TASK STATEMENT -
Rewrite the listing below, swapping each instance of "histogram-bar" for "bar" and leaving everything else unchanged.
— Start of INPUT ROWS —
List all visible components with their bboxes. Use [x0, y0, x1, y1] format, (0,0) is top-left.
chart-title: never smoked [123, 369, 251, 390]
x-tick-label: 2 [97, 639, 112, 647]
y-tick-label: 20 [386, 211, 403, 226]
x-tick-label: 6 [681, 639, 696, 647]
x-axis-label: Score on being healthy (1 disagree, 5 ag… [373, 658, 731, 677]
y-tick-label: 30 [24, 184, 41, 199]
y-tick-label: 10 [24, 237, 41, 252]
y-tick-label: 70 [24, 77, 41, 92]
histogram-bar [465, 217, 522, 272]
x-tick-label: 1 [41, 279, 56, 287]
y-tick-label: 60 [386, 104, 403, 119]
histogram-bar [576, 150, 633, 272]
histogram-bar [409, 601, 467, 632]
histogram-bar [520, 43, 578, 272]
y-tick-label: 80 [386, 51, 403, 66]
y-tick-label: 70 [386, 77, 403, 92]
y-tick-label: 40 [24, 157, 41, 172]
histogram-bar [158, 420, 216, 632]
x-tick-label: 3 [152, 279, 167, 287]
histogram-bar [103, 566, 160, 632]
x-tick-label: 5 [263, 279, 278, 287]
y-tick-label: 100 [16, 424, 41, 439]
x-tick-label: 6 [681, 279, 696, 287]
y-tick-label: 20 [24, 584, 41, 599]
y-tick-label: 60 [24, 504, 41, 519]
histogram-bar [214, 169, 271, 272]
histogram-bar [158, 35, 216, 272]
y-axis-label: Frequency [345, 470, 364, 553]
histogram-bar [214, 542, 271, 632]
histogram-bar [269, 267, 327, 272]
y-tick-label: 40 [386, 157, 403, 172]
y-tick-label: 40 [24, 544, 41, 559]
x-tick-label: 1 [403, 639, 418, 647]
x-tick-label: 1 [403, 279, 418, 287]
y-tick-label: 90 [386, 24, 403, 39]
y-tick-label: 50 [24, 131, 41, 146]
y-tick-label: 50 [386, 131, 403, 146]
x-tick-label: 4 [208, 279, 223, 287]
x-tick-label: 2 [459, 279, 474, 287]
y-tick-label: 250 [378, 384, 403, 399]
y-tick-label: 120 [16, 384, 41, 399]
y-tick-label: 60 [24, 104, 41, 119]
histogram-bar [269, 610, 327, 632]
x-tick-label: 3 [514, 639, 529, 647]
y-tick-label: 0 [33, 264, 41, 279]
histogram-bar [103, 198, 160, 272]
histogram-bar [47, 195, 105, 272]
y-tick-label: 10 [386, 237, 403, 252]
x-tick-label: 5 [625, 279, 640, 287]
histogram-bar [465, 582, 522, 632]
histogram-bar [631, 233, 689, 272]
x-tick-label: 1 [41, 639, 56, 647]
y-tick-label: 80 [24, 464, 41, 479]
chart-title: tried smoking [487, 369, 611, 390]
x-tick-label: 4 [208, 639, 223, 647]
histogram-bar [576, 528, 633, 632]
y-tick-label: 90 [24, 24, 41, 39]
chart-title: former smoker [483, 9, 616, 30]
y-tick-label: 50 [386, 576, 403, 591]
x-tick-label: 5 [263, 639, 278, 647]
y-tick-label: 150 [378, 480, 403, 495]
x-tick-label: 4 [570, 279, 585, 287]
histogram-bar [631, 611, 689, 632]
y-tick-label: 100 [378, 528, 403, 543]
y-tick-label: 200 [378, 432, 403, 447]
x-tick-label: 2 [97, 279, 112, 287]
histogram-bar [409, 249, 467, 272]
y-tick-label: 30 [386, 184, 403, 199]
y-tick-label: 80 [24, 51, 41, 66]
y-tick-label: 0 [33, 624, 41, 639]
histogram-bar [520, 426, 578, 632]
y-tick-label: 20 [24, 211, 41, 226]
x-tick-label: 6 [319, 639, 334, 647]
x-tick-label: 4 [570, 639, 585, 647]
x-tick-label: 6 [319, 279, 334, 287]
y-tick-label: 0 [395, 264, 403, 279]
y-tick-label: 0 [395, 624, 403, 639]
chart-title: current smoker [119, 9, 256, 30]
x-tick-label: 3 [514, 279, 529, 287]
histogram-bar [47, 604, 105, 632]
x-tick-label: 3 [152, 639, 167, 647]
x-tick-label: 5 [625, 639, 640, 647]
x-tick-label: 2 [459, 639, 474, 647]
— End of INPUT ROWS —
WORKED SOLUTION -
List all visible components with their bboxes. Use [x0, y0, x1, y1] format, (0,0) is top-left.
chart-title: never smoked [123, 369, 251, 390]
x-tick-label: 2 [97, 639, 112, 647]
y-tick-label: 20 [386, 211, 403, 226]
x-tick-label: 6 [681, 639, 696, 647]
x-axis-label: Score on being healthy (1 disagree, 5 ag… [373, 658, 731, 677]
y-tick-label: 30 [24, 184, 41, 199]
y-tick-label: 10 [24, 237, 41, 252]
y-tick-label: 70 [24, 77, 41, 92]
bar [465, 217, 522, 272]
x-tick-label: 1 [41, 279, 56, 287]
y-tick-label: 60 [386, 104, 403, 119]
bar [576, 150, 633, 272]
bar [409, 601, 467, 632]
bar [520, 43, 578, 272]
y-tick-label: 80 [386, 51, 403, 66]
y-tick-label: 70 [386, 77, 403, 92]
y-tick-label: 40 [24, 157, 41, 172]
bar [158, 420, 216, 632]
x-tick-label: 3 [152, 279, 167, 287]
bar [103, 566, 160, 632]
x-tick-label: 5 [263, 279, 278, 287]
y-tick-label: 100 [16, 424, 41, 439]
x-tick-label: 6 [681, 279, 696, 287]
y-tick-label: 20 [24, 584, 41, 599]
y-tick-label: 60 [24, 504, 41, 519]
bar [214, 169, 271, 272]
bar [158, 35, 216, 272]
y-axis-label: Frequency [345, 470, 364, 553]
bar [214, 542, 271, 632]
bar [269, 267, 327, 272]
y-tick-label: 40 [386, 157, 403, 172]
y-tick-label: 40 [24, 544, 41, 559]
x-tick-label: 1 [403, 639, 418, 647]
x-tick-label: 1 [403, 279, 418, 287]
y-tick-label: 90 [386, 24, 403, 39]
y-tick-label: 50 [24, 131, 41, 146]
y-tick-label: 50 [386, 131, 403, 146]
x-tick-label: 4 [208, 279, 223, 287]
x-tick-label: 2 [459, 279, 474, 287]
y-tick-label: 250 [378, 384, 403, 399]
y-tick-label: 120 [16, 384, 41, 399]
y-tick-label: 60 [24, 104, 41, 119]
bar [269, 610, 327, 632]
x-tick-label: 3 [514, 639, 529, 647]
y-tick-label: 0 [33, 264, 41, 279]
bar [103, 198, 160, 272]
bar [47, 195, 105, 272]
y-tick-label: 10 [386, 237, 403, 252]
x-tick-label: 5 [625, 279, 640, 287]
bar [465, 582, 522, 632]
bar [631, 233, 689, 272]
x-tick-label: 1 [41, 639, 56, 647]
y-tick-label: 80 [24, 464, 41, 479]
chart-title: tried smoking [487, 369, 611, 390]
x-tick-label: 4 [208, 639, 223, 647]
bar [576, 528, 633, 632]
y-tick-label: 90 [24, 24, 41, 39]
chart-title: former smoker [483, 9, 616, 30]
y-tick-label: 50 [386, 576, 403, 591]
x-tick-label: 5 [263, 639, 278, 647]
y-tick-label: 150 [378, 480, 403, 495]
x-tick-label: 4 [570, 279, 585, 287]
bar [631, 611, 689, 632]
y-tick-label: 100 [378, 528, 403, 543]
y-tick-label: 200 [378, 432, 403, 447]
x-tick-label: 2 [97, 279, 112, 287]
bar [409, 249, 467, 272]
y-tick-label: 30 [386, 184, 403, 199]
y-tick-label: 80 [24, 51, 41, 66]
y-tick-label: 0 [33, 624, 41, 639]
bar [520, 426, 578, 632]
y-tick-label: 20 [24, 211, 41, 226]
x-tick-label: 6 [319, 639, 334, 647]
x-tick-label: 4 [570, 639, 585, 647]
x-tick-label: 6 [319, 279, 334, 287]
y-tick-label: 0 [395, 264, 403, 279]
y-tick-label: 0 [395, 624, 403, 639]
chart-title: current smoker [119, 9, 256, 30]
x-tick-label: 3 [514, 279, 529, 287]
bar [47, 604, 105, 632]
x-tick-label: 3 [152, 639, 167, 647]
x-tick-label: 5 [625, 639, 640, 647]
x-tick-label: 2 [459, 639, 474, 647]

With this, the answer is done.